■ WHAT YOU NEED TO DO ■
Transcribe the records that follow. Keep every word exactly, and drop the pictures.

■ SUPPLIED MATERIAL ■

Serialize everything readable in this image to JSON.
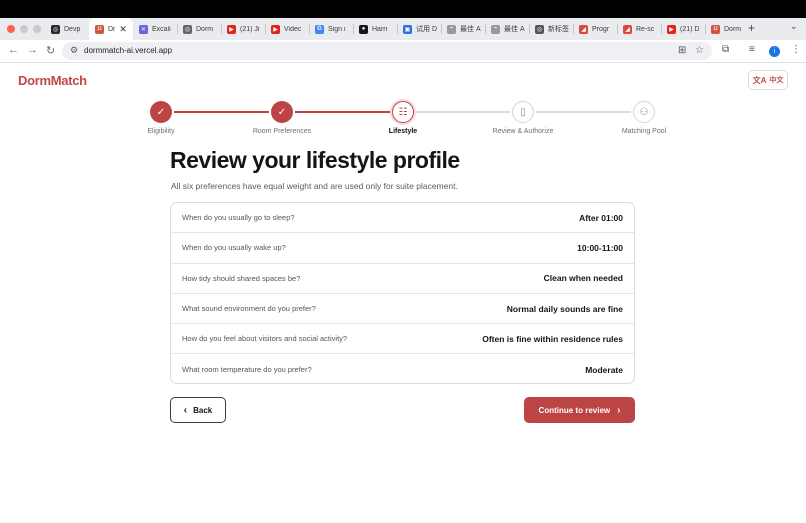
{
  "browser": {
    "tabs": [
      {
        "label": "Devp",
        "fav_color": "#2b2b2b",
        "fav_glyph": "◎"
      },
      {
        "label": "Dr",
        "fav_color": "#d0573f",
        "fav_glyph": "◘",
        "active": true,
        "close": "✕"
      },
      {
        "label": "Excali",
        "fav_color": "#6965db",
        "fav_glyph": "✕"
      },
      {
        "label": "Dorm",
        "fav_color": "#666666",
        "fav_glyph": "◎"
      },
      {
        "label": "(21) Ji",
        "fav_color": "#e62117",
        "fav_glyph": "▶"
      },
      {
        "label": "Videc",
        "fav_color": "#e62117",
        "fav_glyph": "▶"
      },
      {
        "label": "Sign i",
        "fav_color": "#4285f4",
        "fav_glyph": "G"
      },
      {
        "label": "Harri",
        "fav_color": "#181717",
        "fav_glyph": "●"
      },
      {
        "label": "试用 D",
        "fav_color": "#2f6fe4",
        "fav_glyph": "▣"
      },
      {
        "label": "最佳 A",
        "fav_color": "#999999",
        "fav_glyph": "~"
      },
      {
        "label": "最佳 A",
        "fav_color": "#999999",
        "fav_glyph": "~"
      },
      {
        "label": "新标签",
        "fav_color": "#555555",
        "fav_glyph": "◎"
      },
      {
        "label": "Progr",
        "fav_color": "#d94a3d",
        "fav_glyph": "◢"
      },
      {
        "label": "Re-sc",
        "fav_color": "#d94a3d",
        "fav_glyph": "◢"
      },
      {
        "label": "(21) D",
        "fav_color": "#e62117",
        "fav_glyph": "▶"
      },
      {
        "label": "Dorm",
        "fav_color": "#d0573f",
        "fav_glyph": "◘"
      }
    ],
    "new_tab": "+",
    "tab_menu": "⌄",
    "url": "dormmatch-ai.vercel.app",
    "profile_initial": "i"
  },
  "app": {
    "logo": "DormMatch",
    "lang_label": "中文",
    "lang_icon": "文A"
  },
  "stepper": [
    {
      "label": "Eligibility",
      "state": "done",
      "icon": "✓"
    },
    {
      "label": "Room Preferences",
      "state": "done",
      "icon": "✓"
    },
    {
      "label": "Lifestyle",
      "state": "current",
      "icon": "☷"
    },
    {
      "label": "Review & Authorize",
      "state": "todo",
      "icon": "▯"
    },
    {
      "label": "Matching Pool",
      "state": "todo",
      "icon": "⚇"
    }
  ],
  "page": {
    "title": "Review your lifestyle profile",
    "subtitle": "All six preferences have equal weight and are used only for suite placement."
  },
  "preferences": [
    {
      "question": "When do you usually go to sleep?",
      "answer": "After 01:00"
    },
    {
      "question": "When do you usually wake up?",
      "answer": "10:00-11:00"
    },
    {
      "question": "How tidy should shared spaces be?",
      "answer": "Clean when needed"
    },
    {
      "question": "What sound environment do you prefer?",
      "answer": "Normal daily sounds are fine"
    },
    {
      "question": "How do you feel about visitors and social activity?",
      "answer": "Often is fine within residence rules"
    },
    {
      "question": "What room temperature do you prefer?",
      "answer": "Moderate"
    }
  ],
  "actions": {
    "back_label": "Back",
    "continue_label": "Continue to review"
  },
  "colors": {
    "brand": "#bd4444",
    "brand_text": "#c0474a"
  }
}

■ EXERCISE RESPONSE ■
Serialize everything readable in this image to JSON.
{
  "browser": {
    "tabs": [
      {
        "label": "Devp",
        "fav_color": "#2b2b2b",
        "fav_glyph": "◎"
      },
      {
        "label": "Dr",
        "fav_color": "#d0573f",
        "fav_glyph": "◘",
        "active": true,
        "close": "✕"
      },
      {
        "label": "Excali",
        "fav_color": "#6965db",
        "fav_glyph": "✕"
      },
      {
        "label": "Dorm",
        "fav_color": "#666666",
        "fav_glyph": "◎"
      },
      {
        "label": "(21) Ji",
        "fav_color": "#e62117",
        "fav_glyph": "▶"
      },
      {
        "label": "Videc",
        "fav_color": "#e62117",
        "fav_glyph": "▶"
      },
      {
        "label": "Sign i",
        "fav_color": "#4285f4",
        "fav_glyph": "G"
      },
      {
        "label": "Harri",
        "fav_color": "#181717",
        "fav_glyph": "●"
      },
      {
        "label": "试用 D",
        "fav_color": "#2f6fe4",
        "fav_glyph": "▣"
      },
      {
        "label": "最佳 A",
        "fav_color": "#999999",
        "fav_glyph": "~"
      },
      {
        "label": "最佳 A",
        "fav_color": "#999999",
        "fav_glyph": "~"
      },
      {
        "label": "新标签",
        "fav_color": "#555555",
        "fav_glyph": "◎"
      },
      {
        "label": "Progr",
        "fav_color": "#d94a3d",
        "fav_glyph": "◢"
      },
      {
        "label": "Re-sc",
        "fav_color": "#d94a3d",
        "fav_glyph": "◢"
      },
      {
        "label": "(21) D",
        "fav_color": "#e62117",
        "fav_glyph": "▶"
      },
      {
        "label": "Dorm",
        "fav_color": "#d0573f",
        "fav_glyph": "◘"
      }
    ],
    "new_tab": "+",
    "tab_menu": "⌄",
    "url": "dormmatch-ai.vercel.app",
    "profile_initial": "i"
  },
  "app": {
    "logo": "DormMatch",
    "lang_label": "中文",
    "lang_icon": "文A"
  },
  "stepper": [
    {
      "label": "Eligibility",
      "state": "done",
      "icon": "✓"
    },
    {
      "label": "Room Preferences",
      "state": "done",
      "icon": "✓"
    },
    {
      "label": "Lifestyle",
      "state": "current",
      "icon": "☷"
    },
    {
      "label": "Review & Authorize",
      "state": "todo",
      "icon": "▯"
    },
    {
      "label": "Matching Pool",
      "state": "todo",
      "icon": "⚇"
    }
  ],
  "page": {
    "title": "Review your lifestyle profile",
    "subtitle": "All six preferences have equal weight and are used only for suite placement."
  },
  "preferences": [
    {
      "question": "When do you usually go to sleep?",
      "answer": "After 01:00"
    },
    {
      "question": "When do you usually wake up?",
      "answer": "10:00-11:00"
    },
    {
      "question": "How tidy should shared spaces be?",
      "answer": "Clean when needed"
    },
    {
      "question": "What sound environment do you prefer?",
      "answer": "Normal daily sounds are fine"
    },
    {
      "question": "How do you feel about visitors and social activity?",
      "answer": "Often is fine within residence rules"
    },
    {
      "question": "What room temperature do you prefer?",
      "answer": "Moderate"
    }
  ],
  "actions": {
    "back_label": "Back",
    "continue_label": "Continue to review"
  },
  "colors": {
    "brand": "#bd4444",
    "brand_text": "#c0474a"
  }
}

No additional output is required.